═════ RECORDS SUPPLIED

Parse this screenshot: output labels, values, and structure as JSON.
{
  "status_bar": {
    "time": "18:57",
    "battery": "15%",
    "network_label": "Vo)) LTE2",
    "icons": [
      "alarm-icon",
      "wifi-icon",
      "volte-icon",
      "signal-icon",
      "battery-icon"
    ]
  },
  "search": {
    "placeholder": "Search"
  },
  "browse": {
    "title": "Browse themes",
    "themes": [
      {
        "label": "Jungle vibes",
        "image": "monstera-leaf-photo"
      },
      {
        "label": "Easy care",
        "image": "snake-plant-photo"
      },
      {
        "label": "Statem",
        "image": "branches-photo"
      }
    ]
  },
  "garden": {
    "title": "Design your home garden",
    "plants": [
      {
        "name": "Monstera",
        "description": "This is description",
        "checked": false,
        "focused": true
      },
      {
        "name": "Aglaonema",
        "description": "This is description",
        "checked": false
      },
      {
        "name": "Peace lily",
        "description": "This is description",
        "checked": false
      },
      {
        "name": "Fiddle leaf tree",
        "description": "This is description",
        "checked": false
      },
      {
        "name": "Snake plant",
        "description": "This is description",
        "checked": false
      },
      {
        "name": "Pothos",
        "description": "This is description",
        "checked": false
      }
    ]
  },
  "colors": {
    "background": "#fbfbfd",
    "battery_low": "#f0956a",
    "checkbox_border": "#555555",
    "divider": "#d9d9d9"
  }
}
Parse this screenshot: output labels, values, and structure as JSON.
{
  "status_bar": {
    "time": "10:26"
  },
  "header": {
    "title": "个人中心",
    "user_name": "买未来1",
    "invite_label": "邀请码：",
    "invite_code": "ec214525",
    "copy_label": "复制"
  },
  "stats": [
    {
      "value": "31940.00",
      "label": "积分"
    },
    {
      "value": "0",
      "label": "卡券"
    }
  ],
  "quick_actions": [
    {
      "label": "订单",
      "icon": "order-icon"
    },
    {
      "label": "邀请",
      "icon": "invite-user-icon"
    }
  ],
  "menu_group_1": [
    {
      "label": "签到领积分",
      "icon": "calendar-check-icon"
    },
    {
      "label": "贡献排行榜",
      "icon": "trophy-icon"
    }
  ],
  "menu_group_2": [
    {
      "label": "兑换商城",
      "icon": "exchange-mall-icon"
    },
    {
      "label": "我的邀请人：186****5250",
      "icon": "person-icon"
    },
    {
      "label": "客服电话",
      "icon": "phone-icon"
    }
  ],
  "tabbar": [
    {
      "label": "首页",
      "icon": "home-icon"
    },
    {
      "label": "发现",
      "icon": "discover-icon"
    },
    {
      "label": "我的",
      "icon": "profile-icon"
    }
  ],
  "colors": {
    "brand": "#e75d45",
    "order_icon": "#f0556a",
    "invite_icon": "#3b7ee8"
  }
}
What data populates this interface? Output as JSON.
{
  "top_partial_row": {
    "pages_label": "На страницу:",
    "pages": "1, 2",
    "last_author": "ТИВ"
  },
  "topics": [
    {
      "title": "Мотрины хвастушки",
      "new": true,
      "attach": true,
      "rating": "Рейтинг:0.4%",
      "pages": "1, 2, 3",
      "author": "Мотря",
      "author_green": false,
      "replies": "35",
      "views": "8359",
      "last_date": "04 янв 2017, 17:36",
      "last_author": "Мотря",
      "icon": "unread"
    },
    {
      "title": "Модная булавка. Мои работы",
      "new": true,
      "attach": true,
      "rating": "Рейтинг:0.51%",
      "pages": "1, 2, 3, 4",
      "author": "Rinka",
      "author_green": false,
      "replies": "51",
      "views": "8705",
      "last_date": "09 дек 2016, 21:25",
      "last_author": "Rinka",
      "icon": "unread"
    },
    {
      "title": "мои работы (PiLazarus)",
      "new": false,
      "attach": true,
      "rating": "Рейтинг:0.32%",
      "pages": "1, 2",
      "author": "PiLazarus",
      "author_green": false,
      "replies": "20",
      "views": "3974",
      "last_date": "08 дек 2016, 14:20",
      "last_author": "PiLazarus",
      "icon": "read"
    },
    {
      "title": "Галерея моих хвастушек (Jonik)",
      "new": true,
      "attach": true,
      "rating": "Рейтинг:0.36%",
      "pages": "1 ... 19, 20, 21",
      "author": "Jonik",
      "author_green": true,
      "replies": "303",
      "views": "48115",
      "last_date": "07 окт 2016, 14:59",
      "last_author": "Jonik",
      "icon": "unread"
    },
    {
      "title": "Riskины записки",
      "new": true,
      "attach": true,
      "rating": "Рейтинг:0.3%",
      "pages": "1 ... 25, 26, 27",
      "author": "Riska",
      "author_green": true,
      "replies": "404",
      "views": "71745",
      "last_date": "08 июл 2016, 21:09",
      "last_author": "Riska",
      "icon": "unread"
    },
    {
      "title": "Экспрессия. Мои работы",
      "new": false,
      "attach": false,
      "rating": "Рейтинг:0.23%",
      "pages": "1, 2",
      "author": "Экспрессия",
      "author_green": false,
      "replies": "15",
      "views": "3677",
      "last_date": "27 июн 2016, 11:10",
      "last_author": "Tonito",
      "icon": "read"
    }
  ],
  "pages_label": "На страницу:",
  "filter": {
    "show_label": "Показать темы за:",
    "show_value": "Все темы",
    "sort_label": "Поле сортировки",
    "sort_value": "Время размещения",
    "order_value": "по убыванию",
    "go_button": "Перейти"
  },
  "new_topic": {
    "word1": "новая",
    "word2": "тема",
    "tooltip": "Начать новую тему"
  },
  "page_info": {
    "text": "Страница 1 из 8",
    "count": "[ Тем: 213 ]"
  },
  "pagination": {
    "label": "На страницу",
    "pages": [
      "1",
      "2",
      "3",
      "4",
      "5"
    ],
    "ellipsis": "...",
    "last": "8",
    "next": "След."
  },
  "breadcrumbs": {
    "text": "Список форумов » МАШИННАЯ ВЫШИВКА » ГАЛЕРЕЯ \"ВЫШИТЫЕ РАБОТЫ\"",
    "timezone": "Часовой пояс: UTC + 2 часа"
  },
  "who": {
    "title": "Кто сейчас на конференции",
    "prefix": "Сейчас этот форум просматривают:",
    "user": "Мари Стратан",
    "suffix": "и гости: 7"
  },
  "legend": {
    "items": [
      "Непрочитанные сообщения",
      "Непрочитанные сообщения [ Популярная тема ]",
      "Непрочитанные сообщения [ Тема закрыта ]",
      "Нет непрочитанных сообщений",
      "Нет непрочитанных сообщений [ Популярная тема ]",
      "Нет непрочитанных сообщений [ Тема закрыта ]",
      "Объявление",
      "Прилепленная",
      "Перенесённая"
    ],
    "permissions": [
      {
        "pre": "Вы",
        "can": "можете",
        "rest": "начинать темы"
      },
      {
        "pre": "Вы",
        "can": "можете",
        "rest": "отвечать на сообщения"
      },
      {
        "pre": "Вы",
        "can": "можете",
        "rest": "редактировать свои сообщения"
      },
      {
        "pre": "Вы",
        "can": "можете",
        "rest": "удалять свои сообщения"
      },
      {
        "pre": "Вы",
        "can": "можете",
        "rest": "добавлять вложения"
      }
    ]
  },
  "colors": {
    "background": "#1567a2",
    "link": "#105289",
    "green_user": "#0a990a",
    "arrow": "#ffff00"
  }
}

══════════

• _WORK TO BE COMPLETED_
What is the number of lines in these records that contain "свои"? Reply with the number only.

• _RESULT OF THIS EXERCISE_
2